**Task:** Count the lines below that contain the word "Tabel", and reply with only that number.

(Recorded data)
□ □ □ □ □ □ □

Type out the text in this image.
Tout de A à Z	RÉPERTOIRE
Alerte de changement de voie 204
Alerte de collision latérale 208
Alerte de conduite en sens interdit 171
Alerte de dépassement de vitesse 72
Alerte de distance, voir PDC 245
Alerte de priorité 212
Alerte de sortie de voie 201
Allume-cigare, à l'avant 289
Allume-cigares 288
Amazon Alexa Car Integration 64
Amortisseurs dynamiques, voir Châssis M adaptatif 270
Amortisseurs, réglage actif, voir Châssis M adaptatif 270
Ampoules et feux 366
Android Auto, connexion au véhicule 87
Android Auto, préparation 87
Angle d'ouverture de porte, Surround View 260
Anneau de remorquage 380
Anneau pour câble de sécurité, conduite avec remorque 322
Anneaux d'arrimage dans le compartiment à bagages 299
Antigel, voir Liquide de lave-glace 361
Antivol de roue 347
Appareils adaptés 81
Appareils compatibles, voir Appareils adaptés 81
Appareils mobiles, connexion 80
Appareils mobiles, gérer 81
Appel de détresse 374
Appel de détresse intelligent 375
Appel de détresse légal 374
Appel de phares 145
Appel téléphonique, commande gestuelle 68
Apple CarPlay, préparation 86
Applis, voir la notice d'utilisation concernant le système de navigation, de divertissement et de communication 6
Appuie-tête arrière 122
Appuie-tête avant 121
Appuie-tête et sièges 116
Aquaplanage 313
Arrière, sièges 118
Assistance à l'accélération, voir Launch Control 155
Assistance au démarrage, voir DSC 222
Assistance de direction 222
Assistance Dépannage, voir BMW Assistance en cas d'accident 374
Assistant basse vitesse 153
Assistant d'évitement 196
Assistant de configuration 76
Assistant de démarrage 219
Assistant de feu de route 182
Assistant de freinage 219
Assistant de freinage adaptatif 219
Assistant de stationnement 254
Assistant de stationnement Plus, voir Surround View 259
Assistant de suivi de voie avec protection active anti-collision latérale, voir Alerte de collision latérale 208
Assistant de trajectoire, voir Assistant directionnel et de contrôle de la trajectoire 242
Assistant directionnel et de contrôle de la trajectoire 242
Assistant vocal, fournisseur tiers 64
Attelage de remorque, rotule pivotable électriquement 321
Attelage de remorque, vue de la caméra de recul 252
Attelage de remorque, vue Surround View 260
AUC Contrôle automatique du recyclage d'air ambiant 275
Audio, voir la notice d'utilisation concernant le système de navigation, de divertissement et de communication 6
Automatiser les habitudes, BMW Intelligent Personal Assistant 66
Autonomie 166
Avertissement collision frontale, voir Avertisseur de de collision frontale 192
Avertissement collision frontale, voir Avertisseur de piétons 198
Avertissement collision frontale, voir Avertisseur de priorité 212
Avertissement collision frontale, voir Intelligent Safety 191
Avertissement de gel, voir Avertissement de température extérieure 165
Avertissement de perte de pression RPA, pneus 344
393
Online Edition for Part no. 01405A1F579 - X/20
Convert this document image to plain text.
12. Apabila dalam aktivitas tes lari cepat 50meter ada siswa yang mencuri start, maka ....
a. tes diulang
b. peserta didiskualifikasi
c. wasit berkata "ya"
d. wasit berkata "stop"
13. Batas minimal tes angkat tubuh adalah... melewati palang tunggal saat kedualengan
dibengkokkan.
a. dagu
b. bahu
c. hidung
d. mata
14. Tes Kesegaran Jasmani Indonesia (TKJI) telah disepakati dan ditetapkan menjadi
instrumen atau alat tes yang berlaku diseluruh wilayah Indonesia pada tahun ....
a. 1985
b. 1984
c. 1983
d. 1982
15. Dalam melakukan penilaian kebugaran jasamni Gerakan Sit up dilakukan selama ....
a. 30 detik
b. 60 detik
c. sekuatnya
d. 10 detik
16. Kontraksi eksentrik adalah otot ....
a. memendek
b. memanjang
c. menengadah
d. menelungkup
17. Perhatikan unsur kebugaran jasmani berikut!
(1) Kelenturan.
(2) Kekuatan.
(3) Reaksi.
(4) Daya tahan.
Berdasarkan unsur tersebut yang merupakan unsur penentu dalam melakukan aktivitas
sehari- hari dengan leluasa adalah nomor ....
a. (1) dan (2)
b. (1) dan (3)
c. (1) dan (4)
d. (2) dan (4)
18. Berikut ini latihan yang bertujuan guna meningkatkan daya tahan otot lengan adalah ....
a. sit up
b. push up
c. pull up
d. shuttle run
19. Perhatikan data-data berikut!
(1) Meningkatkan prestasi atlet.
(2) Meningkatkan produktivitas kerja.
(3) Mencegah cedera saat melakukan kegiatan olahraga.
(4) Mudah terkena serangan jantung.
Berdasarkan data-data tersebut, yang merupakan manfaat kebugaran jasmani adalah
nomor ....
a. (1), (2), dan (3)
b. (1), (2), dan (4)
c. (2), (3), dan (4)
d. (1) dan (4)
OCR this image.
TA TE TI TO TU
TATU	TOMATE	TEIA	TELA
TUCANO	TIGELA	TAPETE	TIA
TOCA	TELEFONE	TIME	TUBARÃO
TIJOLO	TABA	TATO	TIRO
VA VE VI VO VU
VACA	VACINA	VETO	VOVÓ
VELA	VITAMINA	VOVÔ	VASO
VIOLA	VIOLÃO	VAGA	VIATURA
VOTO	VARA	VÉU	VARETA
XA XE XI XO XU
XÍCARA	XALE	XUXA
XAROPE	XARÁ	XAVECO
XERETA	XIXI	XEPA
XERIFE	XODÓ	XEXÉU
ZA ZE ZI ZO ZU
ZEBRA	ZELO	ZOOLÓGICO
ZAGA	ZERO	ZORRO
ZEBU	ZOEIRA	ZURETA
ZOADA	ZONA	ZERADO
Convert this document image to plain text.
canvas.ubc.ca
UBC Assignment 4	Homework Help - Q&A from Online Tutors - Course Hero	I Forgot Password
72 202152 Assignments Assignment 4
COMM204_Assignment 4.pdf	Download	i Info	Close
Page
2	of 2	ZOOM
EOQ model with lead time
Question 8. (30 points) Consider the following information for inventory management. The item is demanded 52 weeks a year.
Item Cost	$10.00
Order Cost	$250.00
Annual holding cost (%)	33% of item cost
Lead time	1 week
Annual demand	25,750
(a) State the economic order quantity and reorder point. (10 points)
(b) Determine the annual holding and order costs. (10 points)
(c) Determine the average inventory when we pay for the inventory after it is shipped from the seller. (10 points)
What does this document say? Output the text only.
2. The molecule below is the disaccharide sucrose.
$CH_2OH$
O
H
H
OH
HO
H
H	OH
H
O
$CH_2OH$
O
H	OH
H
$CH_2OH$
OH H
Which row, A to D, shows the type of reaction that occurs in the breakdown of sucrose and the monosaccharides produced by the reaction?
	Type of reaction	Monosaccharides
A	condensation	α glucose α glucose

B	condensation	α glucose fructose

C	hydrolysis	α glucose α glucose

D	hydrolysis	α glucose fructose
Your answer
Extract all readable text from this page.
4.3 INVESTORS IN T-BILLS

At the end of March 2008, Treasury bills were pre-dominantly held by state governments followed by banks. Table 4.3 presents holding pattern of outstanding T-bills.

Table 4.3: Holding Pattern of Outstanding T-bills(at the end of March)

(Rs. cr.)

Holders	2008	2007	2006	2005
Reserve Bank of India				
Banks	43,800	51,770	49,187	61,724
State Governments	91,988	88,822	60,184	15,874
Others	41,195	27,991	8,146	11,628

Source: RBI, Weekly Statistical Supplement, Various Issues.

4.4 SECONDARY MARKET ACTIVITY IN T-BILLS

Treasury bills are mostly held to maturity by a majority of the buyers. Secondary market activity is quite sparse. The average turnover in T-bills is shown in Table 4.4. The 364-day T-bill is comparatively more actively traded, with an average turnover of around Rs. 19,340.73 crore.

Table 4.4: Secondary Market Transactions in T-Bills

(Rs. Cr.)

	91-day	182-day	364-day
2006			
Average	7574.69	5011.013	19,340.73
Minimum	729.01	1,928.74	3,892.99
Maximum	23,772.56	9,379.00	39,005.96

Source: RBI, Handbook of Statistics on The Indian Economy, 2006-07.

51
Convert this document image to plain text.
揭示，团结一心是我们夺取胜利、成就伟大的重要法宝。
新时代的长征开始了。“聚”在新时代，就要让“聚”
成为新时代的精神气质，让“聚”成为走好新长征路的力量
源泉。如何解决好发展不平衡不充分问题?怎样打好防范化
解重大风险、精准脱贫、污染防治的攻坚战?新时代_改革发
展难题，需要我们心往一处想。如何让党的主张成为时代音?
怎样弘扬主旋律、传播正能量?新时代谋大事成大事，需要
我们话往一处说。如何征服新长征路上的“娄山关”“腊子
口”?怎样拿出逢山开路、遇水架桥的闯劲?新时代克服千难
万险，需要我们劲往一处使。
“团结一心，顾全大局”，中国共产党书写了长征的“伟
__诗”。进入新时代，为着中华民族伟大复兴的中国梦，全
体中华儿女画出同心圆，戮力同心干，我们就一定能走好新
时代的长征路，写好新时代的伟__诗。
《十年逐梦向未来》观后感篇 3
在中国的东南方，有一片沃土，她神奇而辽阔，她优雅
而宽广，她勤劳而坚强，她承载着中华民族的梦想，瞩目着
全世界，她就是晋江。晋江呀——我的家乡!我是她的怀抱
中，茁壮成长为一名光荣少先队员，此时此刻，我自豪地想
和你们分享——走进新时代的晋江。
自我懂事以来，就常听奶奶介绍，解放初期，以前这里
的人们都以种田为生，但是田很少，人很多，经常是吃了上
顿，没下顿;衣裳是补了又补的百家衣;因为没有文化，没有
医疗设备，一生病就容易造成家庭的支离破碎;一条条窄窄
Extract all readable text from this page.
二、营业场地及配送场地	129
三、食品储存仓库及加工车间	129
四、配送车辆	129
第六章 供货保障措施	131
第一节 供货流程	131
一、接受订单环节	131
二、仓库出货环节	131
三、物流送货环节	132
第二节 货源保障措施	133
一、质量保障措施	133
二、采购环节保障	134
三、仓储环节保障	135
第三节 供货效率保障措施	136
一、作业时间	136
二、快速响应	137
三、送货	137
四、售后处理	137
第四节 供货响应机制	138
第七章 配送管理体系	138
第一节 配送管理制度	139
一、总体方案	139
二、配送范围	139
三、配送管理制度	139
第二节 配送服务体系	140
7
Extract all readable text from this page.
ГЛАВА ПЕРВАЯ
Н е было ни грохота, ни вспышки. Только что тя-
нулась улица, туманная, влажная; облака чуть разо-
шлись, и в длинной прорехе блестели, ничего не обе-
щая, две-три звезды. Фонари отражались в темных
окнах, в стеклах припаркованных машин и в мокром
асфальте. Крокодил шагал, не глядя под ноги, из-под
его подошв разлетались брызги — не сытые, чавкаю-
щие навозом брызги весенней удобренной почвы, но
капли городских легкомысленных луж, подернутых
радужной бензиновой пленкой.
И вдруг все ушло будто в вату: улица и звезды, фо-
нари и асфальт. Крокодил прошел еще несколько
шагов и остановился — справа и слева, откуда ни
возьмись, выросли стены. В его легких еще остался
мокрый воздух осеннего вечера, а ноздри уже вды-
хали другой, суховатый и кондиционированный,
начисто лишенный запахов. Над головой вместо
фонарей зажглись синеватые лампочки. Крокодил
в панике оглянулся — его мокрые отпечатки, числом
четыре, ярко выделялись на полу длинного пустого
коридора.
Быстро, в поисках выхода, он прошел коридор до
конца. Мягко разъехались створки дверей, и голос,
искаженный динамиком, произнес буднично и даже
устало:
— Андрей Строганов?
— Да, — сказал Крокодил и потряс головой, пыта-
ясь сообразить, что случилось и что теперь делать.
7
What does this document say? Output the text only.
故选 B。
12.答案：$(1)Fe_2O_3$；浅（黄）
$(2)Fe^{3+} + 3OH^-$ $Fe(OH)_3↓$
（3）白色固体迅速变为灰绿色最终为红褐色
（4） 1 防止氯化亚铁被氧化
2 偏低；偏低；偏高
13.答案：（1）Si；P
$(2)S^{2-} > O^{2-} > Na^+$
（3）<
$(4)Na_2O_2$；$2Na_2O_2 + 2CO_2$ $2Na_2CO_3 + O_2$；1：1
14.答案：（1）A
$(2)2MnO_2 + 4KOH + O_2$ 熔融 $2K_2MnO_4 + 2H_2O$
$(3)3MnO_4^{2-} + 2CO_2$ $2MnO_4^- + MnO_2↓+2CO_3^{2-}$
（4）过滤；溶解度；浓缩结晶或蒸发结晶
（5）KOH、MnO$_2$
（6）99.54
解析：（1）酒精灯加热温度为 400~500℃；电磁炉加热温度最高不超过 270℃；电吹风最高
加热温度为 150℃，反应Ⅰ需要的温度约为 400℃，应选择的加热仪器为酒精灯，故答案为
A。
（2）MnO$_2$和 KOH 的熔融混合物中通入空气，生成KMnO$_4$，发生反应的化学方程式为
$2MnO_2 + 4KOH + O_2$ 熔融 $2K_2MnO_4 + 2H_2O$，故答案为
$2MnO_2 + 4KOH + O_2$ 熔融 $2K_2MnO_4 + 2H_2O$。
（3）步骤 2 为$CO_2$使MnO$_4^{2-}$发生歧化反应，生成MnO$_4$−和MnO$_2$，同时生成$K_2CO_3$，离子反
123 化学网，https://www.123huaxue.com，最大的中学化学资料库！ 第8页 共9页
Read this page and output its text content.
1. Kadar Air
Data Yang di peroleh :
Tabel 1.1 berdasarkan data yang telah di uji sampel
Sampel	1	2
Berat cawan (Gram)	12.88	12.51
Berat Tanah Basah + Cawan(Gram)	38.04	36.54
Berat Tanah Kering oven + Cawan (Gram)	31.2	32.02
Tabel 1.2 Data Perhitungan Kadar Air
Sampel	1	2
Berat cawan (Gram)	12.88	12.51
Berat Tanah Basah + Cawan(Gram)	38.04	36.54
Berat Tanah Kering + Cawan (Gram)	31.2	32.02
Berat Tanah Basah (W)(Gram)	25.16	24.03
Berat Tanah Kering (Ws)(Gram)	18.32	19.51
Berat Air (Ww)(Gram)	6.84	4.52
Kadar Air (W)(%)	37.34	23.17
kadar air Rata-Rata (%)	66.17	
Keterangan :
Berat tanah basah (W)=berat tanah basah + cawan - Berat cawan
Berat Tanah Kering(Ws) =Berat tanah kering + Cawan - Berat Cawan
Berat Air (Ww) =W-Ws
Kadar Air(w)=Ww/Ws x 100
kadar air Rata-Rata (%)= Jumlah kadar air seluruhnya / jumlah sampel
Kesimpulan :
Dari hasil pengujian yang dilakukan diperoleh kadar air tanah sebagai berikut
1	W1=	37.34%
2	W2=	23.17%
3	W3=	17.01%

□ □ □ □ □ □ □

**Expected answer:** 2